- TASK BRIEF -
Find every line with the word "surface" and give their count, nothing else.

Items from a data source
○ ○ ○ ○ ○ ○ ○
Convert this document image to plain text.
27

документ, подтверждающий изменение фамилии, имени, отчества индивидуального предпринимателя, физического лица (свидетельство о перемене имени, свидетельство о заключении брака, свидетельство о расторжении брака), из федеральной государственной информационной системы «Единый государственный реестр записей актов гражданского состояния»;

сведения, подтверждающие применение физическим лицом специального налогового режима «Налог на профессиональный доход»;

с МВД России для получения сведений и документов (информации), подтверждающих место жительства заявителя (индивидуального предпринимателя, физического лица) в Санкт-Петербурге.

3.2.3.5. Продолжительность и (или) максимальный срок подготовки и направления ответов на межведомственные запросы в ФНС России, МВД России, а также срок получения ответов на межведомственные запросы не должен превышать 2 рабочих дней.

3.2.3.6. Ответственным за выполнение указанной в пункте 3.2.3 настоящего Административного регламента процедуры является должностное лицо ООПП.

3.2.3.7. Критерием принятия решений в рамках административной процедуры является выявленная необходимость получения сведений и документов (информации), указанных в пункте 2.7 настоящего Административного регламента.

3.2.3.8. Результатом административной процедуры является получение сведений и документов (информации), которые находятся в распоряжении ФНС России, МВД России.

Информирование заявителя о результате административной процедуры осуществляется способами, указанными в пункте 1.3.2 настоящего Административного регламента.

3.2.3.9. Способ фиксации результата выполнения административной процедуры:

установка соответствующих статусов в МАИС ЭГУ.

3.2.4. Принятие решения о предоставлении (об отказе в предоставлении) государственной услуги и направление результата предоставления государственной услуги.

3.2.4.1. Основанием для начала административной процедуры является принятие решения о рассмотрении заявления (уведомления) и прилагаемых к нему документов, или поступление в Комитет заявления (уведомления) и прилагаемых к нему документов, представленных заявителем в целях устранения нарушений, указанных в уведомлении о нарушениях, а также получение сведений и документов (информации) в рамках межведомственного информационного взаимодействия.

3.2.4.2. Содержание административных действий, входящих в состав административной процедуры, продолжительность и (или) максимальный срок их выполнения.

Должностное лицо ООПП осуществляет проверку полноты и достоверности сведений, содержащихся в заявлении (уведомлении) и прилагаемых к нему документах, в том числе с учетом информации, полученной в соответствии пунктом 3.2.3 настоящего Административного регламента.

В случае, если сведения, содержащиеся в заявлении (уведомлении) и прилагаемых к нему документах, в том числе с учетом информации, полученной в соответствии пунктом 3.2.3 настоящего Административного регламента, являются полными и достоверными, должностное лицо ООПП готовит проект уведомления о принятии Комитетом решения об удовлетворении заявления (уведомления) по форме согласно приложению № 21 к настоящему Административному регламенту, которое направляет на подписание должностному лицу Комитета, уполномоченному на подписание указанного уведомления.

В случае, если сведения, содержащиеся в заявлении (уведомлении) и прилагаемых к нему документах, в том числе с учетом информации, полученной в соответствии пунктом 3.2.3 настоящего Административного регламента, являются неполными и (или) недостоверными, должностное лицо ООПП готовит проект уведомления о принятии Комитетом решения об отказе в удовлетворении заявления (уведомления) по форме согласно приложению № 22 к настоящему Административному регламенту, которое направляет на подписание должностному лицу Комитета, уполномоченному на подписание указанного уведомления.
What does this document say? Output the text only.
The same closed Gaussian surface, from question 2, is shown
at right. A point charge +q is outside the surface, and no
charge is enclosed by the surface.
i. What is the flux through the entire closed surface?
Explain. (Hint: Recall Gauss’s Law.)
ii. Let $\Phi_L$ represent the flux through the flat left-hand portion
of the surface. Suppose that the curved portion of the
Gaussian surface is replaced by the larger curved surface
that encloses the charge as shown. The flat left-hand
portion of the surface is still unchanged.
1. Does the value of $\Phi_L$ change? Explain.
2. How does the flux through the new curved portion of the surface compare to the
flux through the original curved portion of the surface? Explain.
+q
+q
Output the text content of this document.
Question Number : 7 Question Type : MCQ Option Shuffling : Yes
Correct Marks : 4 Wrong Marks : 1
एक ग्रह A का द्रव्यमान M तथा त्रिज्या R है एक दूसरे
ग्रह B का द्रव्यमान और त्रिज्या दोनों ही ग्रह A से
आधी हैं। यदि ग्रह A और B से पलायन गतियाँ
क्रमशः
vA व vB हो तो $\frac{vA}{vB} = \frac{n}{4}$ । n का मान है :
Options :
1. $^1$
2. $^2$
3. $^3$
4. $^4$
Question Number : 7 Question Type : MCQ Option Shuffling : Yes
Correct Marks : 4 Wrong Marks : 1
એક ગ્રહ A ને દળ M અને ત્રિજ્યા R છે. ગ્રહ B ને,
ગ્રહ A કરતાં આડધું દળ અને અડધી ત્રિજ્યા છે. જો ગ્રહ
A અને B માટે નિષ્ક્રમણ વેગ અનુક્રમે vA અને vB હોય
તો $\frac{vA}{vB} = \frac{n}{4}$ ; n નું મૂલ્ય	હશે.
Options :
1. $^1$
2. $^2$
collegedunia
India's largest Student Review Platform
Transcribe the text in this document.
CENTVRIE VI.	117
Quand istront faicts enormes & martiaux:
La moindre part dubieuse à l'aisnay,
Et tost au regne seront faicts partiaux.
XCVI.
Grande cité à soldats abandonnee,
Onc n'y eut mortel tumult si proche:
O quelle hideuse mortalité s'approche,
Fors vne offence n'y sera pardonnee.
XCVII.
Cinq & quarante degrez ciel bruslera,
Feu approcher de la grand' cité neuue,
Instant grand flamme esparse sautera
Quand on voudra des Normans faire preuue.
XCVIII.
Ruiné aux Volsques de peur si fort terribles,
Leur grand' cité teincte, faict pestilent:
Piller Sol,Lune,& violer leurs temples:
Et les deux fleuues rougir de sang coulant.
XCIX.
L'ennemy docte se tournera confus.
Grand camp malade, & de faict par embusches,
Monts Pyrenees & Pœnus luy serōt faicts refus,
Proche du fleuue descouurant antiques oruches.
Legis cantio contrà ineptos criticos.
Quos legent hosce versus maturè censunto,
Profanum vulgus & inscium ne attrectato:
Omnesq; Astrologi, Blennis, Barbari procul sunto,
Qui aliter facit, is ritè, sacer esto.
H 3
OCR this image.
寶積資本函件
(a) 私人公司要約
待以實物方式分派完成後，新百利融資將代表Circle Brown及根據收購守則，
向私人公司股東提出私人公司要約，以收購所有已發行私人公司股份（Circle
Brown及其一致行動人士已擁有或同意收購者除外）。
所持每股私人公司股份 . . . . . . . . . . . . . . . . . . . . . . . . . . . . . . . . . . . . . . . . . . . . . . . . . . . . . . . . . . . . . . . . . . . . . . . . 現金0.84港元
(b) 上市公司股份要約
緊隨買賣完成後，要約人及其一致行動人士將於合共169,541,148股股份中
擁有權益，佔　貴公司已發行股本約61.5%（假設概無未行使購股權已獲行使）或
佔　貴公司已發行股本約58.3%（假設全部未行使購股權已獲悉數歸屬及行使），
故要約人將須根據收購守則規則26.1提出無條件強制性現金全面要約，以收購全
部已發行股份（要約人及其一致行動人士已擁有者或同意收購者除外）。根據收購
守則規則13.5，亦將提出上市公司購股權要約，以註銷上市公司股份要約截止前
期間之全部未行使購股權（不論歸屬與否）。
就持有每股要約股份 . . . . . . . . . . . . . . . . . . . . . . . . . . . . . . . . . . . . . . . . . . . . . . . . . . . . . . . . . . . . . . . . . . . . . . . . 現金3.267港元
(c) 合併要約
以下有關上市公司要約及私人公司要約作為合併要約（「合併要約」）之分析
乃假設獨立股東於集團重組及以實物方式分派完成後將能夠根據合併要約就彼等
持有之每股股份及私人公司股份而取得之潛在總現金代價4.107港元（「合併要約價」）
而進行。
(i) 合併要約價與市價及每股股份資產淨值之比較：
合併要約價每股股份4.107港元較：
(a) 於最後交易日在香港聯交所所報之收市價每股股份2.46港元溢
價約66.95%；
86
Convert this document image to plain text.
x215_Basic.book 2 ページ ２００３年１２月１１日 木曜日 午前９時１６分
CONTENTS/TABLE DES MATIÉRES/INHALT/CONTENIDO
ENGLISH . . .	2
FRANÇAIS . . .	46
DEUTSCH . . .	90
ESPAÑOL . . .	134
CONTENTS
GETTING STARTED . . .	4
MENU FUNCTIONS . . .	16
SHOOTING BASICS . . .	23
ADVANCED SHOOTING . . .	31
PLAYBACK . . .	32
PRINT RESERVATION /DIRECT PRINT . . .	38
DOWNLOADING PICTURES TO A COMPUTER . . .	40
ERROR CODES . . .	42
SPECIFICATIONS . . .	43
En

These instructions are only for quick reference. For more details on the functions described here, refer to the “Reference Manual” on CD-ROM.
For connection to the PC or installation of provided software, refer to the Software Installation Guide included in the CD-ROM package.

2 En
○ ○ ○ ○ ○ ○ ○
- SOLUTION -
9